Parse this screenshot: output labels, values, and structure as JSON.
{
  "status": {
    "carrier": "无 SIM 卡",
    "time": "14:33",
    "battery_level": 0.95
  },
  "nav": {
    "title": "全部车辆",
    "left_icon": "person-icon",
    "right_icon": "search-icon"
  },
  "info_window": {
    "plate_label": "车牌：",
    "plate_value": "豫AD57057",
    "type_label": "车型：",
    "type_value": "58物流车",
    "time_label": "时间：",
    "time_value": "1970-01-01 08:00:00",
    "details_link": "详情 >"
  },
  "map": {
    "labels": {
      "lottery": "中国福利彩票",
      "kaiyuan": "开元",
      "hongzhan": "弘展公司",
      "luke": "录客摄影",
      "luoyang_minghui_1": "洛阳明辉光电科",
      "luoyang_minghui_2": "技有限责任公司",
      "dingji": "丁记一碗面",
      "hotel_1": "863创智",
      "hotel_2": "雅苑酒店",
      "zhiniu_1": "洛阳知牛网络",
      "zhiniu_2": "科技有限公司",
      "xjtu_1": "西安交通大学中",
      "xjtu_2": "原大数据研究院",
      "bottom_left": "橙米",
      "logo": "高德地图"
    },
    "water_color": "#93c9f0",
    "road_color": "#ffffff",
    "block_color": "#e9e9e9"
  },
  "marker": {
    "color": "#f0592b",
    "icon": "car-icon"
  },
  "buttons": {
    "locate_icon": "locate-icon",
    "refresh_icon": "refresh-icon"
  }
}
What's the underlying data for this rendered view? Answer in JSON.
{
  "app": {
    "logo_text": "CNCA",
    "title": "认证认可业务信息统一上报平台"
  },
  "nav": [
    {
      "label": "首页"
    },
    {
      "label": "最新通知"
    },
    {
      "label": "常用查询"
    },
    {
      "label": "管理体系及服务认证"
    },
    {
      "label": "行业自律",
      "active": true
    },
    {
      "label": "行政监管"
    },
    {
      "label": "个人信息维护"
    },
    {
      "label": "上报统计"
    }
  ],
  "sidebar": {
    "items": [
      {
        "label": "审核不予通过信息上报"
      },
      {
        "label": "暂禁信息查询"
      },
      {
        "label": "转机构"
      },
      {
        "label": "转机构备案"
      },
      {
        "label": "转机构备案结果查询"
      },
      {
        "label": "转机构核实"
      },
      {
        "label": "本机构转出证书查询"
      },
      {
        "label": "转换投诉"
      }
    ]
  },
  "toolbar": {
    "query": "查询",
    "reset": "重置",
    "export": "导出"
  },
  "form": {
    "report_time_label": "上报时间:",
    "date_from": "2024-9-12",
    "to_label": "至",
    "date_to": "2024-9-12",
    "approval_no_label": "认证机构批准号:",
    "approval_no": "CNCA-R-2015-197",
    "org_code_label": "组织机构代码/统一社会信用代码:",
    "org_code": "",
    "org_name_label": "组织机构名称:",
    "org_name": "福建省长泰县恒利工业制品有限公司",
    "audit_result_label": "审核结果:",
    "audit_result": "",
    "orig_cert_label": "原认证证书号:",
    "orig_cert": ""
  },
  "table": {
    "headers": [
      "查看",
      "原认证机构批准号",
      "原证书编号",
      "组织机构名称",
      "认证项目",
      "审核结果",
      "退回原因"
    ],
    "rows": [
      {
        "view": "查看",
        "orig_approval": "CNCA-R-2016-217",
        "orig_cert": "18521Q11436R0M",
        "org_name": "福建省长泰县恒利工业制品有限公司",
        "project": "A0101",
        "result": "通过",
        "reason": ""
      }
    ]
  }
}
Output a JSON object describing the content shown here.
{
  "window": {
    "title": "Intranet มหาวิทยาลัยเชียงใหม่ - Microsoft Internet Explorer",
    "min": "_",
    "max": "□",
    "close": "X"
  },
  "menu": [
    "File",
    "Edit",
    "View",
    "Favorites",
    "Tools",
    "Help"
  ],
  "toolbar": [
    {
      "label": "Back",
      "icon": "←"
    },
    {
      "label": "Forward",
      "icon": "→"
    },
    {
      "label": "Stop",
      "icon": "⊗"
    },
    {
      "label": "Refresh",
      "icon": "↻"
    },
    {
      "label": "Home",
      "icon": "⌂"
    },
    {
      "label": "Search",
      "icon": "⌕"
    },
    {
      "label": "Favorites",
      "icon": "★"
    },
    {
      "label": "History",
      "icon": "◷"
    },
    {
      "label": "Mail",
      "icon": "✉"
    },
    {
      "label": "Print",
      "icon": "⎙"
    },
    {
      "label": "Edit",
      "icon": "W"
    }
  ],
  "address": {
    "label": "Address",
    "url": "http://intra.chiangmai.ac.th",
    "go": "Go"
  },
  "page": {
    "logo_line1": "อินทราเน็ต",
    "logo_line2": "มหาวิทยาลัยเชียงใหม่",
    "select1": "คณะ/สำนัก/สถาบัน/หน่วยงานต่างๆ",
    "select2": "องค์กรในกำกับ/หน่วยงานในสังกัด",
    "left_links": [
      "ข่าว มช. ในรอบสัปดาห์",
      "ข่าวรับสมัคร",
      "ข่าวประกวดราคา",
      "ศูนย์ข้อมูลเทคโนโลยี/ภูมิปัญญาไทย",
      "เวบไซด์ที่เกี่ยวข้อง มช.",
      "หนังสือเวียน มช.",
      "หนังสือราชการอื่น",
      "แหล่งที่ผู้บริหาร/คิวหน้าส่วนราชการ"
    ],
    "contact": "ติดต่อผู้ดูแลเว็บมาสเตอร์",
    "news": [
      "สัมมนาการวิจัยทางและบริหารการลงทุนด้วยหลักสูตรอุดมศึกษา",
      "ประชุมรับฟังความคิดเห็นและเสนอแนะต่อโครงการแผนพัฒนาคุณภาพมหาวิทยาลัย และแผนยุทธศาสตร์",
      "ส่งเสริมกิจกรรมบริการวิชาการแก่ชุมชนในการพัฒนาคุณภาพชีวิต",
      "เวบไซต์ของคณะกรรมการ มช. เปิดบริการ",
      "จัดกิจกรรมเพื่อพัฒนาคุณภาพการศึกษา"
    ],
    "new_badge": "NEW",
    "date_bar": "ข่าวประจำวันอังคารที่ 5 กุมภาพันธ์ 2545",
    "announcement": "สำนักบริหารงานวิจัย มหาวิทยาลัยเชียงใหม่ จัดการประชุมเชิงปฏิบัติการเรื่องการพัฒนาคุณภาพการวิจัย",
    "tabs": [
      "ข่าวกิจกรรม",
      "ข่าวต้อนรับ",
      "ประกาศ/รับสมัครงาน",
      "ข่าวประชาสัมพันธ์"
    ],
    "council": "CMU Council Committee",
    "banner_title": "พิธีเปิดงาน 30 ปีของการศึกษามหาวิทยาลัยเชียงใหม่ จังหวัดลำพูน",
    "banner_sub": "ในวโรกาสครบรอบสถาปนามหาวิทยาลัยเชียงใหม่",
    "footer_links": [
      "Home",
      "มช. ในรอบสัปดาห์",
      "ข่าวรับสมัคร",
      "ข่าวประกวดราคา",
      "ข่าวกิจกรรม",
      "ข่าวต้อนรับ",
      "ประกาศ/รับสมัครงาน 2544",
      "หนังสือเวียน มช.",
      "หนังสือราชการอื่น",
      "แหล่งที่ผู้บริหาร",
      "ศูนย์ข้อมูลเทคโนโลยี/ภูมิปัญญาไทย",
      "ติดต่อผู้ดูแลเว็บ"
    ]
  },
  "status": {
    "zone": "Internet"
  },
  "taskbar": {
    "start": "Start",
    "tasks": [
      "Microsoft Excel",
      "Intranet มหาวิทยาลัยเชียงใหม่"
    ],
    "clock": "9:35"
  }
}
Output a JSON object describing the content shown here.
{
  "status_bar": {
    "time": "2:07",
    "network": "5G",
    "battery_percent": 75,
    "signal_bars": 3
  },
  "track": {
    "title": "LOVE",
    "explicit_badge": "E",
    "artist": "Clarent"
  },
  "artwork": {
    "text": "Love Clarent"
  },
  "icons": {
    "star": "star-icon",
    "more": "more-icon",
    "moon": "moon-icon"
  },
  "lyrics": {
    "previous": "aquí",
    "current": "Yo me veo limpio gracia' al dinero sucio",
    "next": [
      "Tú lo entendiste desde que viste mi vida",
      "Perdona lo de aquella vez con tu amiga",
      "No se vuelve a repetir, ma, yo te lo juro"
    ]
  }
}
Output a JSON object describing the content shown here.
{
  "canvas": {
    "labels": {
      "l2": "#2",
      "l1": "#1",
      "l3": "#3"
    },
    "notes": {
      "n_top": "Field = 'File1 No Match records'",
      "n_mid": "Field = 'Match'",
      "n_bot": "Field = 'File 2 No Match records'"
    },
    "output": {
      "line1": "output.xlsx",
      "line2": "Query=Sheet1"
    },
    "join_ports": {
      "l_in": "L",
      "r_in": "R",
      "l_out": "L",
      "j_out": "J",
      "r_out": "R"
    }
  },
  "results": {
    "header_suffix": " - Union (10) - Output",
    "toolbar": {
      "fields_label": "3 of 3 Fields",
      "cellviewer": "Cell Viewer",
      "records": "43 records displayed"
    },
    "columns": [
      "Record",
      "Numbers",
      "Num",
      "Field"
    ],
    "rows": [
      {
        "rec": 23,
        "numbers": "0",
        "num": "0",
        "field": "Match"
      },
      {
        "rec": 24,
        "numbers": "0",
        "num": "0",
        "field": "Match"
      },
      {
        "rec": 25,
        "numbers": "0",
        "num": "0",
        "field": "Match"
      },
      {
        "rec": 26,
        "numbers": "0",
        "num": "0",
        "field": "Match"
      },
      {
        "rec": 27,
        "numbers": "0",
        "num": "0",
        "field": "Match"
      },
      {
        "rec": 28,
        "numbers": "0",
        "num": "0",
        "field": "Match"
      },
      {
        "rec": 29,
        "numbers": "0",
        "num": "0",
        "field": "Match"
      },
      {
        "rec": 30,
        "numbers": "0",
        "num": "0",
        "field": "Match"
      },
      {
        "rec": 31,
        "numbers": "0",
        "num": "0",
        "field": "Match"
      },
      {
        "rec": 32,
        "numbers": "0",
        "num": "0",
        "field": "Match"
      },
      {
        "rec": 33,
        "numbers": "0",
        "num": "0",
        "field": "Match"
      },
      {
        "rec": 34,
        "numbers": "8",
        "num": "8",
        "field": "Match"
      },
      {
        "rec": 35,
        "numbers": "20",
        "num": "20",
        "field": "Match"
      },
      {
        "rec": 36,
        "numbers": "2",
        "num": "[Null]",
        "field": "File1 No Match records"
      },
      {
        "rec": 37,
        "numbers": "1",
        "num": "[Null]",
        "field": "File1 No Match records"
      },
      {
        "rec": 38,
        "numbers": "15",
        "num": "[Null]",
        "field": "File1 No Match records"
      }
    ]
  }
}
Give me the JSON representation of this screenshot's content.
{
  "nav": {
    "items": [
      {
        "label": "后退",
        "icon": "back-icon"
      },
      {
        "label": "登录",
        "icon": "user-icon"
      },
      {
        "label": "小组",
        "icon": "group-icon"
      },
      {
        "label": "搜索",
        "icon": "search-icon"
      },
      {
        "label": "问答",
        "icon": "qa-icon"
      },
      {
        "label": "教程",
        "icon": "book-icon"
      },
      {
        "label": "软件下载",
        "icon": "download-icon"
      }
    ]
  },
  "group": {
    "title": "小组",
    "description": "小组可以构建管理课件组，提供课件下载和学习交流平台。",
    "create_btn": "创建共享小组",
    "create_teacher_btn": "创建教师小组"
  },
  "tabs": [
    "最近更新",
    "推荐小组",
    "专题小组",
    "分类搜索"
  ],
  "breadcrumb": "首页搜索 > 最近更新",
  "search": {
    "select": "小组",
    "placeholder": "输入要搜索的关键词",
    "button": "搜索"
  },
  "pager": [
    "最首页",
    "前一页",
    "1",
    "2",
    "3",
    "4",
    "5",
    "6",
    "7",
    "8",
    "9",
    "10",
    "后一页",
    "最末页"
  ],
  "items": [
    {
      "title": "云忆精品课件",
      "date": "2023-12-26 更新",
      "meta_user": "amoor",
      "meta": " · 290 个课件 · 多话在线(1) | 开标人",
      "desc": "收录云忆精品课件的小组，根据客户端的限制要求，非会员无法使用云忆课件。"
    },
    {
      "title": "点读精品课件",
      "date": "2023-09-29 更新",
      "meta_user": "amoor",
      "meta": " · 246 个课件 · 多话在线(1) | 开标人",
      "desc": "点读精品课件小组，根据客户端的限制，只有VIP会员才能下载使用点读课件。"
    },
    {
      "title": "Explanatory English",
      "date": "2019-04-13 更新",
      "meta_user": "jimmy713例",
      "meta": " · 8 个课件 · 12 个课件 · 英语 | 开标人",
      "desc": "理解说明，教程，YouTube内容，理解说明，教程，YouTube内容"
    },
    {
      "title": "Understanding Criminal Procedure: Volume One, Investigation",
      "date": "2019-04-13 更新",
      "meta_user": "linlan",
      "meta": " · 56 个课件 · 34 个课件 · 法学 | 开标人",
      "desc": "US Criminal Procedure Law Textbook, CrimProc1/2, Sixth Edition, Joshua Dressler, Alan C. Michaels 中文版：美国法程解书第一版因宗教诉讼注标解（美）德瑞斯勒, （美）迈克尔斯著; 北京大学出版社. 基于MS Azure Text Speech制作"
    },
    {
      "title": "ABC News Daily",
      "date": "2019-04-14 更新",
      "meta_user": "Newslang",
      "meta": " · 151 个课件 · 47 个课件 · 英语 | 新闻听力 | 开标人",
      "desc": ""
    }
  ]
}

········

§ Description of the task: Copy every line of the listing that contains the word "福建省长泰县恒利工业制品有限公司".

§ Written solution:
    "org_name": "福建省长泰县恒利工业制品有限公司",
        "org_name": "福建省长泰县恒利工业制品有限公司",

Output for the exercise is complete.